An initial conversation with a recruiter or HR representative focused on your background, resume walkthrough, and general fit. Expect at least one behavioral question tied to Amazon's Leadership Principles and a discussion of your experience rather than deep technical screening.
A take-home assessment that typically includes SQL multiple-choice and coding questions, Python data science stack questions (numpy, pandas), algorithm problems, and Leadership Principles questions. Difficulty is moderate and tests foundational coding and data science skills.
A phone or video screen with the hiring manager or a team member that combines a resume and project deep-dive with ML basics, SQL and Python coding at medium difficulty, and behavioral questions in STAR format tied to specific Leadership Principles. Some candidates also receive a take-home project at this stage lasting approximately one week.

■ RECORDS PROVIDED

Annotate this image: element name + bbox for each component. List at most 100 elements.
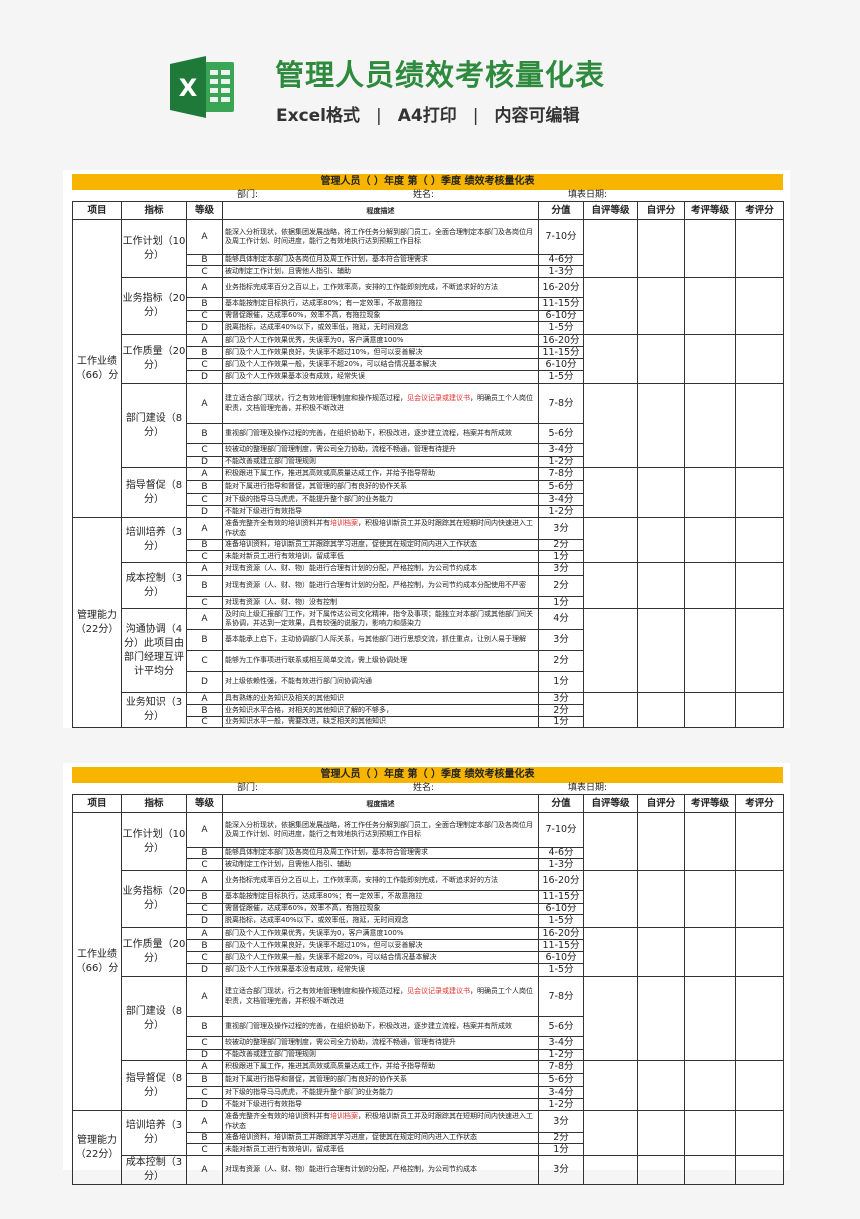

...

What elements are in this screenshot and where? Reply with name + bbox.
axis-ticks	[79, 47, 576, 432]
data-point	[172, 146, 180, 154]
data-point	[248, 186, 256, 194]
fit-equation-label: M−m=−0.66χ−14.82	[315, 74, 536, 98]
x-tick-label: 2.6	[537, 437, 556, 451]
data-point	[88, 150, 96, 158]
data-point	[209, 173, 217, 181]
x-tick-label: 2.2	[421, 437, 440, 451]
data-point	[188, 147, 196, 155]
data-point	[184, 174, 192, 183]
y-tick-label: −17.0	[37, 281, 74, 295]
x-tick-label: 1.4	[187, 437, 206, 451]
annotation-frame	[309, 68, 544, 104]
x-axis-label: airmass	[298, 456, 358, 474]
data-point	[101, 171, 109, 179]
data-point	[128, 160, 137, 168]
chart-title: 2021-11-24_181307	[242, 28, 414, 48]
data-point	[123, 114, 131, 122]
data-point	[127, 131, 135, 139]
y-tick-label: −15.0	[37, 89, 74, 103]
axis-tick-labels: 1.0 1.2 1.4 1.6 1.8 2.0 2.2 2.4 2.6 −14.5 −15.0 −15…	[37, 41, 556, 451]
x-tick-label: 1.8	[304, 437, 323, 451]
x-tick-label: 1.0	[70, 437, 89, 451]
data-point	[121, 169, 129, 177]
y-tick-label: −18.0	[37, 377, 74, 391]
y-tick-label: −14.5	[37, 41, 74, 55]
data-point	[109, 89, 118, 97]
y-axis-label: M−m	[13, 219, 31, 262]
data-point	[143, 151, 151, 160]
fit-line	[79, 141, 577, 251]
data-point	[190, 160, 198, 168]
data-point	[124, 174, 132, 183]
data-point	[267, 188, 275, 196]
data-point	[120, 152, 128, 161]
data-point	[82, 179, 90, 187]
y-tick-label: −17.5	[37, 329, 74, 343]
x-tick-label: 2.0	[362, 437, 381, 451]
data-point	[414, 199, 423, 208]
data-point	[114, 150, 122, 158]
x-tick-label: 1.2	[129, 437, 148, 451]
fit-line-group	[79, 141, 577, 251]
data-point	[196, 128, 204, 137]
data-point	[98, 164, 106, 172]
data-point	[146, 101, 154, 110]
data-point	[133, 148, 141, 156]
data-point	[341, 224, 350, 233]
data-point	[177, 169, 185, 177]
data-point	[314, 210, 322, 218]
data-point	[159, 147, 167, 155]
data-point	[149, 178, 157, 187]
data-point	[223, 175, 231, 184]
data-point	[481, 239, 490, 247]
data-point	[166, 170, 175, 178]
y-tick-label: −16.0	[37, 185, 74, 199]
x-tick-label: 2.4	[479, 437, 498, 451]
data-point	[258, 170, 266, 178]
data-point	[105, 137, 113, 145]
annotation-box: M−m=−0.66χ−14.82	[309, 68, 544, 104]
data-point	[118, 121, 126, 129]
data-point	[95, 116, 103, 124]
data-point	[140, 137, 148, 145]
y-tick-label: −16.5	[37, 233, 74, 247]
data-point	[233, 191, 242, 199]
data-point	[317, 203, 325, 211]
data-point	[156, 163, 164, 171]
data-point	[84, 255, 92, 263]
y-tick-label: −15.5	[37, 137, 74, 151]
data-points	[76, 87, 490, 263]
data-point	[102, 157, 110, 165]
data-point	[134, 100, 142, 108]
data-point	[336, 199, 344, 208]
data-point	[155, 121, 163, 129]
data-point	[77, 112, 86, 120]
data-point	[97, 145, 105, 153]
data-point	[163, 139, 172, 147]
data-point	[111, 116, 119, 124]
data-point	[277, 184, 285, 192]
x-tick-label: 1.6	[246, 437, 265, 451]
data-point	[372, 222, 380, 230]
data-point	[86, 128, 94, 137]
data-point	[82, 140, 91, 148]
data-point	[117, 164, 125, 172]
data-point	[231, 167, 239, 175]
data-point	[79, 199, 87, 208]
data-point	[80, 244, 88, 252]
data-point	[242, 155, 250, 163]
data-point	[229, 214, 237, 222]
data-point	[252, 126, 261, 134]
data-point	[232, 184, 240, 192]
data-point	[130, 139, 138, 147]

■ TASK OBJECTIVE
Please extract the part of the interview-process passage from "A phone or video" up to and including "approximately one week.", copying it word for word.

■ THE SOLUTION
A phone or video screen with the hiring manager or a team member that combines a resume and project deep-dive with ML basics, SQL and Python coding at medium difficulty, and behavioral questions in STAR format tied to specific Leadership Principles. Some candidates also receive a take-home project at this stage lasting approximately one week.